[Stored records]
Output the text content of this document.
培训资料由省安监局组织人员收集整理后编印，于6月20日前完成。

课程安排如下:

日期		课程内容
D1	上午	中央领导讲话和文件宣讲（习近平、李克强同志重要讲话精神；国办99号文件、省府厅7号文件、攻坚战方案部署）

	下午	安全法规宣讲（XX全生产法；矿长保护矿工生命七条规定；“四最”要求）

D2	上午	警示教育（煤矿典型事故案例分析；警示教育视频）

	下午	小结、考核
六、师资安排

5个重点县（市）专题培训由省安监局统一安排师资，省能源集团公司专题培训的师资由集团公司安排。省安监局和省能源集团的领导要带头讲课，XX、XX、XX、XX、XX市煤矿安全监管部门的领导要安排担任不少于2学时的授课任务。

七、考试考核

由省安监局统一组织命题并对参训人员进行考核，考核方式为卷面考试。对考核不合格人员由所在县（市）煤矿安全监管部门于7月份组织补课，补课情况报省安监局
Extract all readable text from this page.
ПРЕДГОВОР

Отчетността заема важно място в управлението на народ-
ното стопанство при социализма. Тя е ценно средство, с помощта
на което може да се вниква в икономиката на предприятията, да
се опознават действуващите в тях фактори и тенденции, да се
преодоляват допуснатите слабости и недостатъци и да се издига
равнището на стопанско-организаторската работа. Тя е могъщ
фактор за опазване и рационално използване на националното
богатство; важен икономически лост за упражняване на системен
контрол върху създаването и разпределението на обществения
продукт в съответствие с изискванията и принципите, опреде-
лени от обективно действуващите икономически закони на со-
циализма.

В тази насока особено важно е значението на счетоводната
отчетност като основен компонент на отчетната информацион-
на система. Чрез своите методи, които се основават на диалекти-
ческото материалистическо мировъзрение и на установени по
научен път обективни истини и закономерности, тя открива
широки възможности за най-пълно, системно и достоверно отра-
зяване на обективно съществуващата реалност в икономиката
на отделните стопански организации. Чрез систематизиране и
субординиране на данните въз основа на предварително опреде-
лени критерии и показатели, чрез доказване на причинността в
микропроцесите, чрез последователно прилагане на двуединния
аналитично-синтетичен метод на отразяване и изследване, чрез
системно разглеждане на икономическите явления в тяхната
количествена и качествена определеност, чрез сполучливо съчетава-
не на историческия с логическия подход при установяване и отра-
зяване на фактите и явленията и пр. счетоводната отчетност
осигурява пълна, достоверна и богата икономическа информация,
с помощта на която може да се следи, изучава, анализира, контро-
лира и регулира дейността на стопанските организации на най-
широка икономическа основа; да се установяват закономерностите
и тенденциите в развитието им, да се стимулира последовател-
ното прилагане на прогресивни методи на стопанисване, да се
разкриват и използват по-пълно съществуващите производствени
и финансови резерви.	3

TASK INSTRUCTIONS: Write the material out exactly, with nothing left out.

OUTPUT OF THE EXERCISE:
Output the text content of this document.
培训资料由省安监局组织人员收集整理后编印，于6月20日前完成。

课程安排如下:

日期		课程内容
D1	上午	中央领导讲话和文件宣讲（习近平、李克强同志重要讲话精神；国办99号文件、省府厅7号文件、攻坚战方案部署）

	下午	安全法规宣讲（XX全生产法；矿长保护矿工生命七条规定；“四最”要求）

D2	上午	警示教育（煤矿典型事故案例分析；警示教育视频）

	下午	小结、考核
六、师资安排

5个重点县（市）专题培训由省安监局统一安排师资，省能源集团公司专题培训的师资由集团公司安排。省安监局和省能源集团的领导要带头讲课，XX、XX、XX、XX、XX市煤矿安全监管部门的领导要安排担任不少于2学时的授课任务。

七、考试考核

由省安监局统一组织命题并对参训人员进行考核，考核方式为卷面考试。对考核不合格人员由所在县（市）煤矿安全监管部门于7月份组织补课，补课情况报省安监局
Extract all readable text from this page.
ПРЕДГОВОР

Отчетността заема важно място в управлението на народ-
ното стопанство при социализма. Тя е ценно средство, с помощта
на което може да се вниква в икономиката на предприятията, да
се опознават действуващите в тях фактори и тенденции, да се
преодоляват допуснатите слабости и недостатъци и да се издига
равнището на стопанско-организаторската работа. Тя е могъщ
фактор за опазване и рационално използване на националното
богатство; важен икономически лост за упражняване на системен
контрол върху създаването и разпределението на обществения
продукт в съответствие с изискванията и принципите, опреде-
лени от обективно действуващите икономически закони на со-
циализма.

В тази насока особено важно е значението на счетоводната
отчетност като основен компонент на отчетната информацион-
на система. Чрез своите методи, които се основават на диалекти-
ческото материалистическо мировъзрение и на установени по
научен път обективни истини и закономерности, тя открива
широки възможности за най-пълно, системно и достоверно отра-
зяване на обективно съществуващата реалност в икономиката
на отделните стопански организации. Чрез систематизиране и
субординиране на данните въз основа на предварително опреде-
лени критерии и показатели, чрез доказване на причинността в
микропроцесите, чрез последователно прилагане на двуединния
аналитично-синтетичен метод на отразяване и изследване, чрез
системно разглеждане на икономическите явления в тяхната
количествена и качествена определеност, чрез сполучливо съчетава-
не на историческия с логическия подход при установяване и отра-
зяване на фактите и явленията и пр. счетоводната отчетност
осигурява пълна, достоверна и богата икономическа информация,
с помощта на която може да се следи, изучава, анализира, контро-
лира и регулира дейността на стопанските организации на най-
широка икономическа основа; да се установяват закономерностите
и тенденциите в развитието им, да се стимулира последовател-
ното прилагане на прогресивни методи на стопанисване, да се
разкриват и използват по-пълно съществуващите производствени
и финансови резерви.	3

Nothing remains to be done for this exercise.